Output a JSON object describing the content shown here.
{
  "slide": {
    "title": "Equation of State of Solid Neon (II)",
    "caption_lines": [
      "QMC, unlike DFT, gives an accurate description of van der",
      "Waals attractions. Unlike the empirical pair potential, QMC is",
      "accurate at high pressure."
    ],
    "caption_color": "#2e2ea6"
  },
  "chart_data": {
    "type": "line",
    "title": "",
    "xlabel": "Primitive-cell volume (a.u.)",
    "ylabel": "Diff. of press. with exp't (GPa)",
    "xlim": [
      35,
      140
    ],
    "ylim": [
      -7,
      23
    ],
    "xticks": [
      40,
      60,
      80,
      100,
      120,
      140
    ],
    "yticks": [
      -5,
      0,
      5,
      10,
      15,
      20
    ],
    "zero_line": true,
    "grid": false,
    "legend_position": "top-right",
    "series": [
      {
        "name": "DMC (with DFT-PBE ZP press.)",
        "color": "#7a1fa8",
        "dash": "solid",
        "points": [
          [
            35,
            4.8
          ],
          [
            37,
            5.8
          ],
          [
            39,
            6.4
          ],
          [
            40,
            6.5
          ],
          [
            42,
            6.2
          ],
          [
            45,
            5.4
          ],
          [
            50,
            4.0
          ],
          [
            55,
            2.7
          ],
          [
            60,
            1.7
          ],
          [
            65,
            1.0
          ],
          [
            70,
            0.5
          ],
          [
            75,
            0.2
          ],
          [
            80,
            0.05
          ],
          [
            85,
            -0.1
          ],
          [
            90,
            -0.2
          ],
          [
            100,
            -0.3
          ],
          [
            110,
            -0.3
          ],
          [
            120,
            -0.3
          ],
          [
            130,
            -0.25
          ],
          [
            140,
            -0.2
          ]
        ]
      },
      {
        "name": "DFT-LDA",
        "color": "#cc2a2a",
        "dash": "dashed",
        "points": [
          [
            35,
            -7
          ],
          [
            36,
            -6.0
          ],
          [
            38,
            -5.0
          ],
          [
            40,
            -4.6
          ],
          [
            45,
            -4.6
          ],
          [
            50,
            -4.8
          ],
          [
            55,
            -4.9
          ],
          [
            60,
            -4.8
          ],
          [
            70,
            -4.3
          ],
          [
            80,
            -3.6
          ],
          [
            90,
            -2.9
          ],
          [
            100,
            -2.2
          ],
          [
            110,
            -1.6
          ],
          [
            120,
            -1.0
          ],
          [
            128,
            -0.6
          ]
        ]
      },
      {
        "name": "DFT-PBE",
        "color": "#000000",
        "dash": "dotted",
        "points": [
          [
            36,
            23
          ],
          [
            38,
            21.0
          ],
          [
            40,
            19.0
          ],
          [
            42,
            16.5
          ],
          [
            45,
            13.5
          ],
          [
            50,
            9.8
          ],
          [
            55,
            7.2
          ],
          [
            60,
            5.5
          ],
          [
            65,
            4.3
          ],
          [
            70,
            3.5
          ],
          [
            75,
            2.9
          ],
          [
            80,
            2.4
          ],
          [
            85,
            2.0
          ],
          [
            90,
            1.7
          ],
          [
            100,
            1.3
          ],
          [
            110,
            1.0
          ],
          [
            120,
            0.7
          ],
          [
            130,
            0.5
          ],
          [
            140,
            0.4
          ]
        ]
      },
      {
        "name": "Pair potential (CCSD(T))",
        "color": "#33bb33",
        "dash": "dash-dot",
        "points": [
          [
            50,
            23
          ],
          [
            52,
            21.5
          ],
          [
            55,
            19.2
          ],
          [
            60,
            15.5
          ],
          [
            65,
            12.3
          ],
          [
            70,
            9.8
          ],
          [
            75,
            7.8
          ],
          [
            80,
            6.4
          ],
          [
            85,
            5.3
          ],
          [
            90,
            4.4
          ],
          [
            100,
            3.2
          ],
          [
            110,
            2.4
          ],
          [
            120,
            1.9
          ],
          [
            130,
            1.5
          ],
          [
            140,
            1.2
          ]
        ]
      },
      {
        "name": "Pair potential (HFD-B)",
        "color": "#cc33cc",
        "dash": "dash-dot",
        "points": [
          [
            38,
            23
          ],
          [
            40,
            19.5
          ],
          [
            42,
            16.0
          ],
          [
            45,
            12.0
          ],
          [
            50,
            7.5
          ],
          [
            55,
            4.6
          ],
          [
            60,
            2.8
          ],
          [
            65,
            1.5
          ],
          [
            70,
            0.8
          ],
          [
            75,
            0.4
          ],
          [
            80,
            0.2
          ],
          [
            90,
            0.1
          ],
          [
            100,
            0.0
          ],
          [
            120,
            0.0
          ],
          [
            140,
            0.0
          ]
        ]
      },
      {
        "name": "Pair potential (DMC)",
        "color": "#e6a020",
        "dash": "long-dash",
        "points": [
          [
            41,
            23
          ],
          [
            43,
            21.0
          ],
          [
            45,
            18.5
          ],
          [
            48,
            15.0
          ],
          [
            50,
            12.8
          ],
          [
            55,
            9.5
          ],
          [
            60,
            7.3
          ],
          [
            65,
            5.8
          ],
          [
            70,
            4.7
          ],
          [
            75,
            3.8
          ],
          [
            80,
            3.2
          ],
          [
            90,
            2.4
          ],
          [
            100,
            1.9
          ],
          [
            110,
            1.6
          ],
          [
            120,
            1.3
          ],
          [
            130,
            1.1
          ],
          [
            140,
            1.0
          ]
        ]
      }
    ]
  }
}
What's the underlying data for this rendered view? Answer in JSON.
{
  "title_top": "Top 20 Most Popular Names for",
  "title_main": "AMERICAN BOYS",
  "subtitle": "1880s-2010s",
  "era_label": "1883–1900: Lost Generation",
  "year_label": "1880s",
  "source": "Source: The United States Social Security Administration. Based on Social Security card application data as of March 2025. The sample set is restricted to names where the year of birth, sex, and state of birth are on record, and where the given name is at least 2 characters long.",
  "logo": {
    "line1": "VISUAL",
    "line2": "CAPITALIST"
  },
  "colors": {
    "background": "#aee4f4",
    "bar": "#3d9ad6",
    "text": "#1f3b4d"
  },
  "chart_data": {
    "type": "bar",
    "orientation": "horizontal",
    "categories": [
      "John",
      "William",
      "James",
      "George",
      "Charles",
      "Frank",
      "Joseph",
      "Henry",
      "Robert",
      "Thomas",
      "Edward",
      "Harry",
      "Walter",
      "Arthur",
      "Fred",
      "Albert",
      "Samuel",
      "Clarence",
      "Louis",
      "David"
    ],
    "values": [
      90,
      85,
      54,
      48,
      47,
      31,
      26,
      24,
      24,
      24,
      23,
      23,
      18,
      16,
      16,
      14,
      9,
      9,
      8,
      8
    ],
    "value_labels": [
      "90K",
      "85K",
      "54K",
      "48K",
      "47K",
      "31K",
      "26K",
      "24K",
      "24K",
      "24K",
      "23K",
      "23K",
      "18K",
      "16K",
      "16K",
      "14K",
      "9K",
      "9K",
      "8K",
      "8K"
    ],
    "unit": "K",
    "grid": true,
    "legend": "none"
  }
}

EXERCISE BRIEF — Go through the material above line by line and copy it exactly.

RESULT BELOW —
Output a JSON object describing the content shown here.
{
  "slide": {
    "title": "Equation of State of Solid Neon (II)",
    "caption_lines": [
      "QMC, unlike DFT, gives an accurate description of van der",
      "Waals attractions. Unlike the empirical pair potential, QMC is",
      "accurate at high pressure."
    ],
    "caption_color": "#2e2ea6"
  },
  "chart_data": {
    "type": "line",
    "title": "",
    "xlabel": "Primitive-cell volume (a.u.)",
    "ylabel": "Diff. of press. with exp't (GPa)",
    "xlim": [
      35,
      140
    ],
    "ylim": [
      -7,
      23
    ],
    "xticks": [
      40,
      60,
      80,
      100,
      120,
      140
    ],
    "yticks": [
      -5,
      0,
      5,
      10,
      15,
      20
    ],
    "zero_line": true,
    "grid": false,
    "legend_position": "top-right",
    "series": [
      {
        "name": "DMC (with DFT-PBE ZP press.)",
        "color": "#7a1fa8",
        "dash": "solid",
        "points": [
          [
            35,
            4.8
          ],
          [
            37,
            5.8
          ],
          [
            39,
            6.4
          ],
          [
            40,
            6.5
          ],
          [
            42,
            6.2
          ],
          [
            45,
            5.4
          ],
          [
            50,
            4.0
          ],
          [
            55,
            2.7
          ],
          [
            60,
            1.7
          ],
          [
            65,
            1.0
          ],
          [
            70,
            0.5
          ],
          [
            75,
            0.2
          ],
          [
            80,
            0.05
          ],
          [
            85,
            -0.1
          ],
          [
            90,
            -0.2
          ],
          [
            100,
            -0.3
          ],
          [
            110,
            -0.3
          ],
          [
            120,
            -0.3
          ],
          [
            130,
            -0.25
          ],
          [
            140,
            -0.2
          ]
        ]
      },
      {
        "name": "DFT-LDA",
        "color": "#cc2a2a",
        "dash": "dashed",
        "points": [
          [
            35,
            -7
          ],
          [
            36,
            -6.0
          ],
          [
            38,
            -5.0
          ],
          [
            40,
            -4.6
          ],
          [
            45,
            -4.6
          ],
          [
            50,
            -4.8
          ],
          [
            55,
            -4.9
          ],
          [
            60,
            -4.8
          ],
          [
            70,
            -4.3
          ],
          [
            80,
            -3.6
          ],
          [
            90,
            -2.9
          ],
          [
            100,
            -2.2
          ],
          [
            110,
            -1.6
          ],
          [
            120,
            -1.0
          ],
          [
            128,
            -0.6
          ]
        ]
      },
      {
        "name": "DFT-PBE",
        "color": "#000000",
        "dash": "dotted",
        "points": [
          [
            36,
            23
          ],
          [
            38,
            21.0
          ],
          [
            40,
            19.0
          ],
          [
            42,
            16.5
          ],
          [
            45,
            13.5
          ],
          [
            50,
            9.8
          ],
          [
            55,
            7.2
          ],
          [
            60,
            5.5
          ],
          [
            65,
            4.3
          ],
          [
            70,
            3.5
          ],
          [
            75,
            2.9
          ],
          [
            80,
            2.4
          ],
          [
            85,
            2.0
          ],
          [
            90,
            1.7
          ],
          [
            100,
            1.3
          ],
          [
            110,
            1.0
          ],
          [
            120,
            0.7
          ],
          [
            130,
            0.5
          ],
          [
            140,
            0.4
          ]
        ]
      },
      {
        "name": "Pair potential (CCSD(T))",
        "color": "#33bb33",
        "dash": "dash-dot",
        "points": [
          [
            50,
            23
          ],
          [
            52,
            21.5
          ],
          [
            55,
            19.2
          ],
          [
            60,
            15.5
          ],
          [
            65,
            12.3
          ],
          [
            70,
            9.8
          ],
          [
            75,
            7.8
          ],
          [
            80,
            6.4
          ],
          [
            85,
            5.3
          ],
          [
            90,
            4.4
          ],
          [
            100,
            3.2
          ],
          [
            110,
            2.4
          ],
          [
            120,
            1.9
          ],
          [
            130,
            1.5
          ],
          [
            140,
            1.2
          ]
        ]
      },
      {
        "name": "Pair potential (HFD-B)",
        "color": "#cc33cc",
        "dash": "dash-dot",
        "points": [
          [
            38,
            23
          ],
          [
            40,
            19.5
          ],
          [
            42,
            16.0
          ],
          [
            45,
            12.0
          ],
          [
            50,
            7.5
          ],
          [
            55,
            4.6
          ],
          [
            60,
            2.8
          ],
          [
            65,
            1.5
          ],
          [
            70,
            0.8
          ],
          [
            75,
            0.4
          ],
          [
            80,
            0.2
          ],
          [
            90,
            0.1
          ],
          [
            100,
            0.0
          ],
          [
            120,
            0.0
          ],
          [
            140,
            0.0
          ]
        ]
      },
      {
        "name": "Pair potential (DMC)",
        "color": "#e6a020",
        "dash": "long-dash",
        "points": [
          [
            41,
            23
          ],
          [
            43,
            21.0
          ],
          [
            45,
            18.5
          ],
          [
            48,
            15.0
          ],
          [
            50,
            12.8
          ],
          [
            55,
            9.5
          ],
          [
            60,
            7.3
          ],
          [
            65,
            5.8
          ],
          [
            70,
            4.7
          ],
          [
            75,
            3.8
          ],
          [
            80,
            3.2
          ],
          [
            90,
            2.4
          ],
          [
            100,
            1.9
          ],
          [
            110,
            1.6
          ],
          [
            120,
            1.3
          ],
          [
            130,
            1.1
          ],
          [
            140,
            1.0
          ]
        ]
      }
    ]
  }
}
What's the underlying data for this rendered view? Answer in JSON.
{
  "title_top": "Top 20 Most Popular Names for",
  "title_main": "AMERICAN BOYS",
  "subtitle": "1880s-2010s",
  "era_label": "1883–1900: Lost Generation",
  "year_label": "1880s",
  "source": "Source: The United States Social Security Administration. Based on Social Security card application data as of March 2025. The sample set is restricted to names where the year of birth, sex, and state of birth are on record, and where the given name is at least 2 characters long.",
  "logo": {
    "line1": "VISUAL",
    "line2": "CAPITALIST"
  },
  "colors": {
    "background": "#aee4f4",
    "bar": "#3d9ad6",
    "text": "#1f3b4d"
  },
  "chart_data": {
    "type": "bar",
    "orientation": "horizontal",
    "categories": [
      "John",
      "William",
      "James",
      "George",
      "Charles",
      "Frank",
      "Joseph",
      "Henry",
      "Robert",
      "Thomas",
      "Edward",
      "Harry",
      "Walter",
      "Arthur",
      "Fred",
      "Albert",
      "Samuel",
      "Clarence",
      "Louis",
      "David"
    ],
    "values": [
      90,
      85,
      54,
      48,
      47,
      31,
      26,
      24,
      24,
      24,
      23,
      23,
      18,
      16,
      16,
      14,
      9,
      9,
      8,
      8
    ],
    "value_labels": [
      "90K",
      "85K",
      "54K",
      "48K",
      "47K",
      "31K",
      "26K",
      "24K",
      "24K",
      "24K",
      "23K",
      "23K",
      "18K",
      "16K",
      "16K",
      "14K",
      "9K",
      "9K",
      "8K",
      "8K"
    ],
    "unit": "K",
    "grid": true,
    "legend": "none"
  }
}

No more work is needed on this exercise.